Data excerpts:
------------------------------

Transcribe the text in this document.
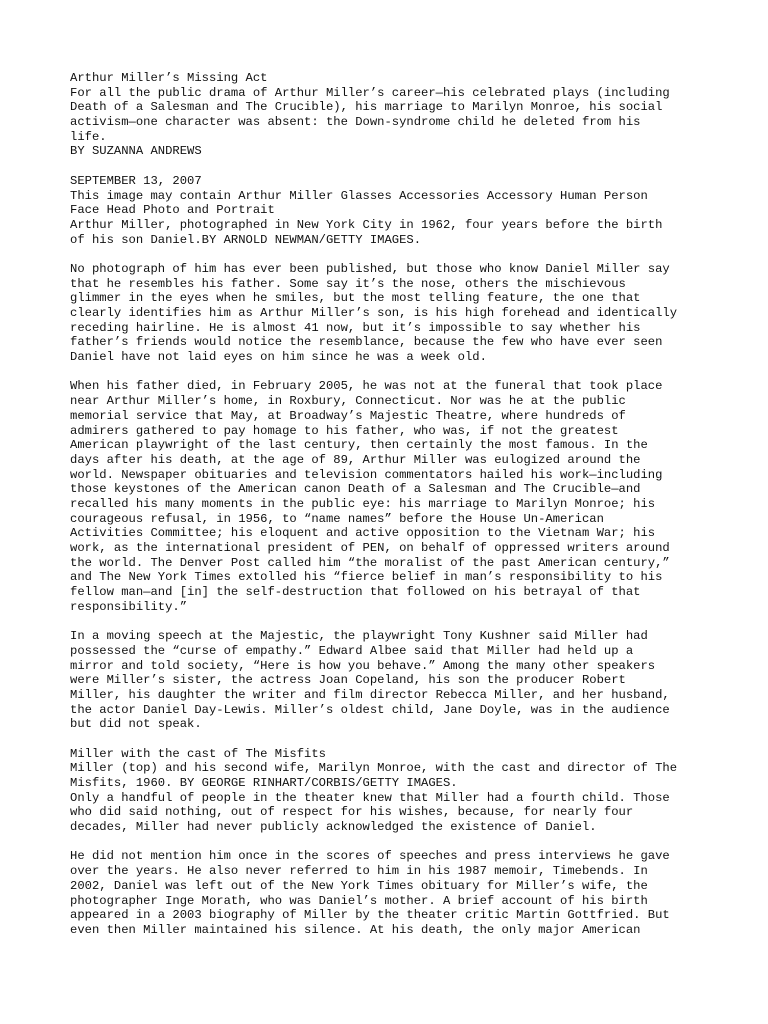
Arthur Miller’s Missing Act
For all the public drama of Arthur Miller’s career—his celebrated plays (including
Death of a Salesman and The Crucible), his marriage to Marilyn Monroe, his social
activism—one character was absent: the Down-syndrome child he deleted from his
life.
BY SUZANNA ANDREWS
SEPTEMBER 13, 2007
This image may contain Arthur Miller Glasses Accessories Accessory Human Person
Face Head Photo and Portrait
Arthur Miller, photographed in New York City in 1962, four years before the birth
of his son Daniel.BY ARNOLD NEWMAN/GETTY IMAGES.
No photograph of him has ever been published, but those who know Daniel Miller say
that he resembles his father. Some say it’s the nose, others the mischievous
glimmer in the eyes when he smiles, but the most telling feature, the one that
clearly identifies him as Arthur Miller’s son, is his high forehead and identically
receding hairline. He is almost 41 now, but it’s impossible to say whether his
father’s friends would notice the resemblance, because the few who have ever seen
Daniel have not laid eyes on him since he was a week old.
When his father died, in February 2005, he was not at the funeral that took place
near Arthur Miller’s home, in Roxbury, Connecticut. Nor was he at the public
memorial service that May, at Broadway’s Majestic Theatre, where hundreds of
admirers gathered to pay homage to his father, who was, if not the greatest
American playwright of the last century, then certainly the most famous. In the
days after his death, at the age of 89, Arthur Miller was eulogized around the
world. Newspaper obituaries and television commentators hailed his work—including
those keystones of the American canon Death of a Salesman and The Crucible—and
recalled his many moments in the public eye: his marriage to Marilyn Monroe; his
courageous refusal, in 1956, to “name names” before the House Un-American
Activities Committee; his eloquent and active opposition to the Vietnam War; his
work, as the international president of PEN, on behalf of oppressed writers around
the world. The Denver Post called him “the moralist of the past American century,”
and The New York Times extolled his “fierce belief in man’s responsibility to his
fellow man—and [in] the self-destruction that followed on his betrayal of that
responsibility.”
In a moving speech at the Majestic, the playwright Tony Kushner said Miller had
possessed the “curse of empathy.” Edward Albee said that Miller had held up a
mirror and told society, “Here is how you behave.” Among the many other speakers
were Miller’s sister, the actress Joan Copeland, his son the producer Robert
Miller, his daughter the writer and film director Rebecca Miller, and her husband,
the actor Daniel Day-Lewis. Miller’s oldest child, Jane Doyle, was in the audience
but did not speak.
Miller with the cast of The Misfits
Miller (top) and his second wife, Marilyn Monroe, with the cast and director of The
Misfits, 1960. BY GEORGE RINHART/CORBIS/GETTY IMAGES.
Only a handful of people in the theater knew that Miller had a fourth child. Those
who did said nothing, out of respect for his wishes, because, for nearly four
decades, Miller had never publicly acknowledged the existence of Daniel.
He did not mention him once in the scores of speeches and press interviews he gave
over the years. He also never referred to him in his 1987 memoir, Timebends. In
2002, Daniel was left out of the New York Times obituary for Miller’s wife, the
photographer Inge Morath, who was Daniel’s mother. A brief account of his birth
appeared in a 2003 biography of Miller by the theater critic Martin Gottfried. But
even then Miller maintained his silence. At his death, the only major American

------------------------------

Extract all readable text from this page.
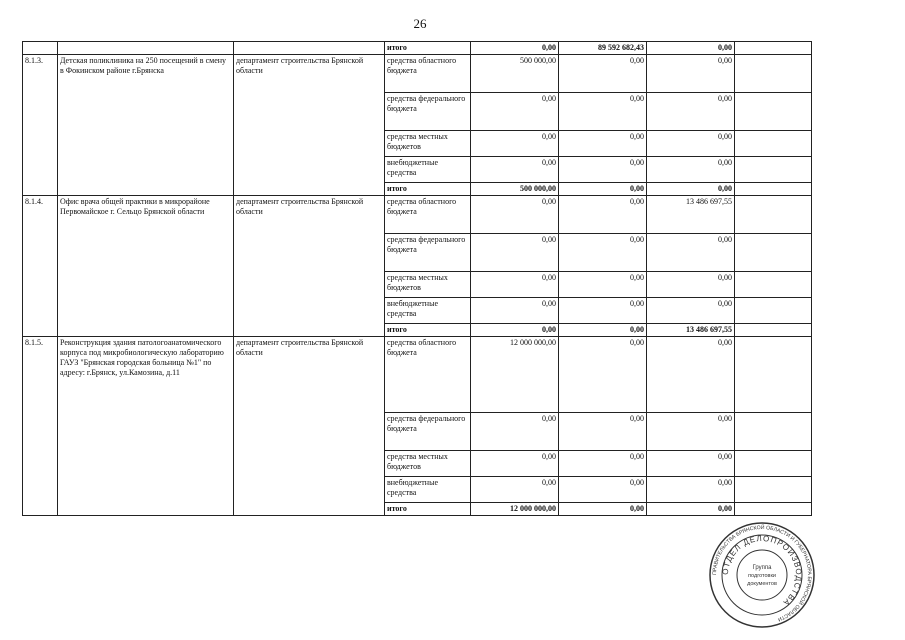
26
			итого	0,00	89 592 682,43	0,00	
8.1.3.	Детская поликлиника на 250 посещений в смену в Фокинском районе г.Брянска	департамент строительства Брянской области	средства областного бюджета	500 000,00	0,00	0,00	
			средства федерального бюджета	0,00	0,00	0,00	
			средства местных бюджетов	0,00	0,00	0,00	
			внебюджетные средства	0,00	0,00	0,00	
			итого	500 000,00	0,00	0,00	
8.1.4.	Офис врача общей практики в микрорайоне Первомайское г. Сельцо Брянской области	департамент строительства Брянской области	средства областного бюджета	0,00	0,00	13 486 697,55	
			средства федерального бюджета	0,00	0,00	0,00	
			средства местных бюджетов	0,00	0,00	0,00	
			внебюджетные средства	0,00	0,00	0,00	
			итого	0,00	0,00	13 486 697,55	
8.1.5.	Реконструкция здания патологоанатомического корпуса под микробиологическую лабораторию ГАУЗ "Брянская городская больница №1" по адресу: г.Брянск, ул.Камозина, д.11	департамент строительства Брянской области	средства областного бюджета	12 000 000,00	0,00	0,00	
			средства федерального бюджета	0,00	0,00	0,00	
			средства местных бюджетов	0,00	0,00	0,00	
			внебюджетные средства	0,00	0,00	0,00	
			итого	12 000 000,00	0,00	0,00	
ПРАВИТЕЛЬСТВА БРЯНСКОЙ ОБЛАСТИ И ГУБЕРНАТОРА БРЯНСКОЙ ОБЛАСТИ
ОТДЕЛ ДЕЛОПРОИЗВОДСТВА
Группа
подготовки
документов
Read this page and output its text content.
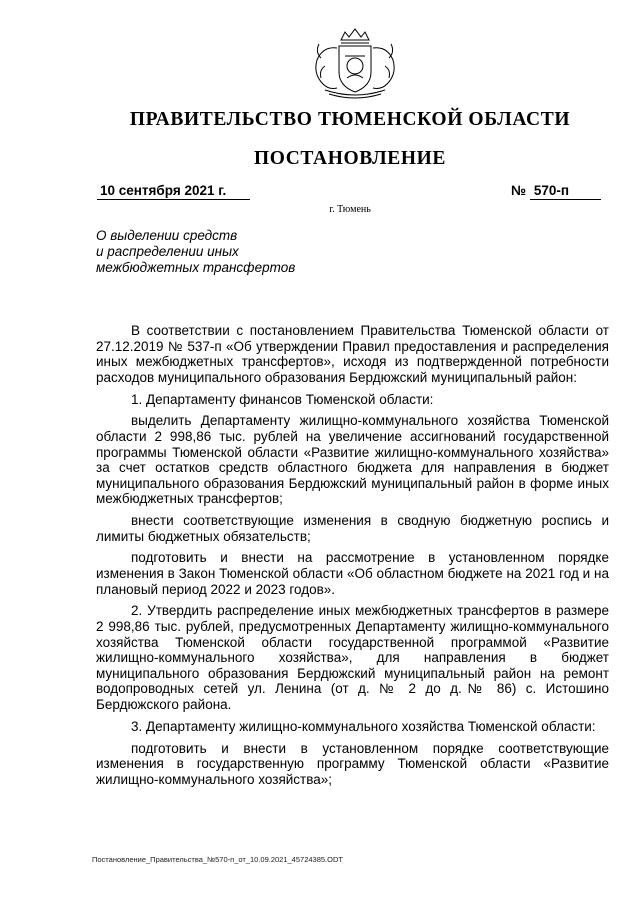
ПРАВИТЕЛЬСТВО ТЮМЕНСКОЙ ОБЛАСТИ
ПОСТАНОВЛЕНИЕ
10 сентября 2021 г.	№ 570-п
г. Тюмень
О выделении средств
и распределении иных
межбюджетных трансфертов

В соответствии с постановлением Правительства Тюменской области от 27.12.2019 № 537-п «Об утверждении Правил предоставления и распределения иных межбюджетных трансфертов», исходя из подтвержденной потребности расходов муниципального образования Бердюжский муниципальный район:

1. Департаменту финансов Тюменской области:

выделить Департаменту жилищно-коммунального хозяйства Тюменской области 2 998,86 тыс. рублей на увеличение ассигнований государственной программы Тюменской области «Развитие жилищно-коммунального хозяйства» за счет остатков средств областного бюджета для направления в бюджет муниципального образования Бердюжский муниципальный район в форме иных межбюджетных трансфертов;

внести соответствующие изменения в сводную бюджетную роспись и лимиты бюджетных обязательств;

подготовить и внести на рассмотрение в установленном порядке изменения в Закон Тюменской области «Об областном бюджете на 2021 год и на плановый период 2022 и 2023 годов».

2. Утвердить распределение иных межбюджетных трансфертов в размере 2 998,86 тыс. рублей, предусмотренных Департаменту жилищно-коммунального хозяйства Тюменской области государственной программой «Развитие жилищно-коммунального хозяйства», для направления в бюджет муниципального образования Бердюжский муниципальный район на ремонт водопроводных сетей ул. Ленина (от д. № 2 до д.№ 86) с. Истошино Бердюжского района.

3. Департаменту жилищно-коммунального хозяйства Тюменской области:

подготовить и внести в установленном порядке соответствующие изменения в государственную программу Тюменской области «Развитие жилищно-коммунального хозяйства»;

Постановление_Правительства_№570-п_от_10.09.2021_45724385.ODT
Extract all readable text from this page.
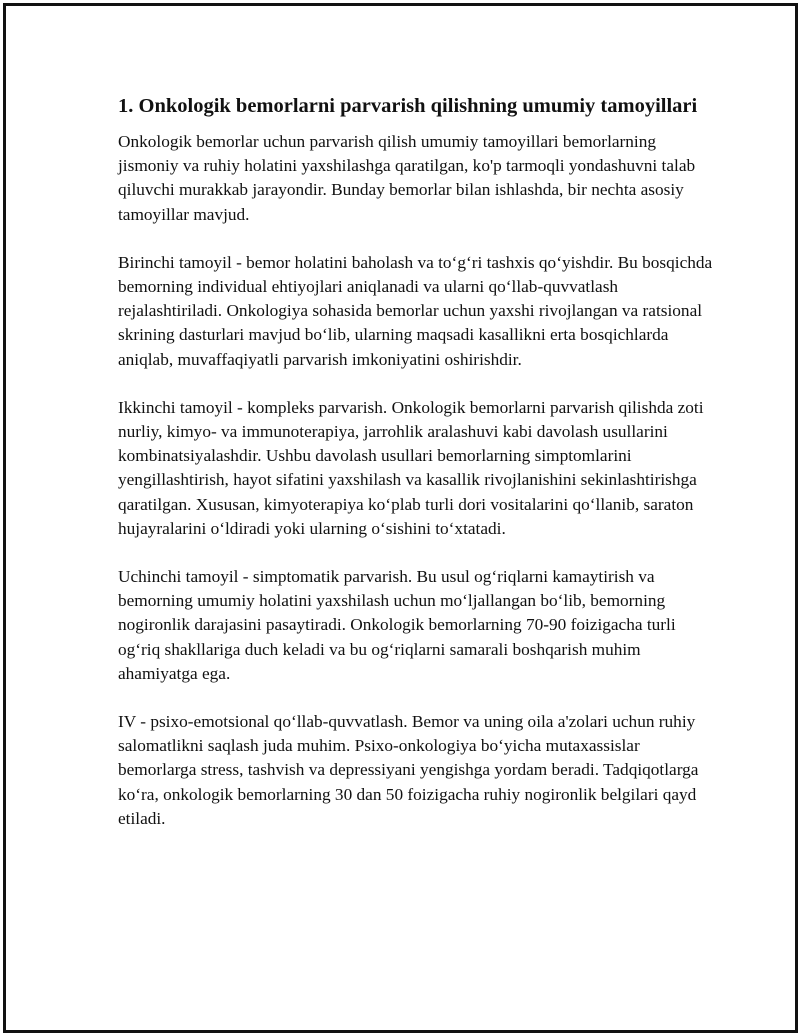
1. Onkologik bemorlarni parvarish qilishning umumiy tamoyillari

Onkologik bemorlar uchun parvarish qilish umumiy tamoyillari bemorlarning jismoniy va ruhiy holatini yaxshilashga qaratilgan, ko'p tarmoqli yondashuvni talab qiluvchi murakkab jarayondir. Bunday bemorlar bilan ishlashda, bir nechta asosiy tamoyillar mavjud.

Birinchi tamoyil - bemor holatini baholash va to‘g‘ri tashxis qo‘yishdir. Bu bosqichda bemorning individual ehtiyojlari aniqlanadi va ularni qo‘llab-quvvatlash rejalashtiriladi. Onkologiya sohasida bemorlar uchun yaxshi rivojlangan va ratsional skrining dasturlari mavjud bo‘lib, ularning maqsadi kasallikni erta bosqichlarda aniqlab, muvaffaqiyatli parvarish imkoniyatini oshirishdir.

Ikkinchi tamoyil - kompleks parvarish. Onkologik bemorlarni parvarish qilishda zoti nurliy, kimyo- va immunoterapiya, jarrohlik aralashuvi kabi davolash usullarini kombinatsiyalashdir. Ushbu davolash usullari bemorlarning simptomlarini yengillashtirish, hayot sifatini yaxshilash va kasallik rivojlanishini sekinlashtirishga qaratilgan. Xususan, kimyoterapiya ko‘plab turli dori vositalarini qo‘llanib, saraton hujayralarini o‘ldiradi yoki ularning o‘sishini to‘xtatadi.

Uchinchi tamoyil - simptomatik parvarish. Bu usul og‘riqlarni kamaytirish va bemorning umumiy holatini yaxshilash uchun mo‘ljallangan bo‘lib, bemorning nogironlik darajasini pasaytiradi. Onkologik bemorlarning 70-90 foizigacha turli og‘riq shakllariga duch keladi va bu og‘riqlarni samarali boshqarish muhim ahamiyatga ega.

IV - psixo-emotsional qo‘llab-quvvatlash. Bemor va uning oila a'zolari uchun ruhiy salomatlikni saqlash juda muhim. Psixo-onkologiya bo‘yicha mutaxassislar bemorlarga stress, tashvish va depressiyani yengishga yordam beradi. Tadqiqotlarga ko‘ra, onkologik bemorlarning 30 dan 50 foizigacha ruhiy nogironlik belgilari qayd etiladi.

------------------------------

Pull out every line in the data above that has the word "world".

COMPLETE OUTPUT |
world. Newspaper obituaries and television commentators hailed his work—including
the world. The Denver Post called him “the moralist of the past American century,”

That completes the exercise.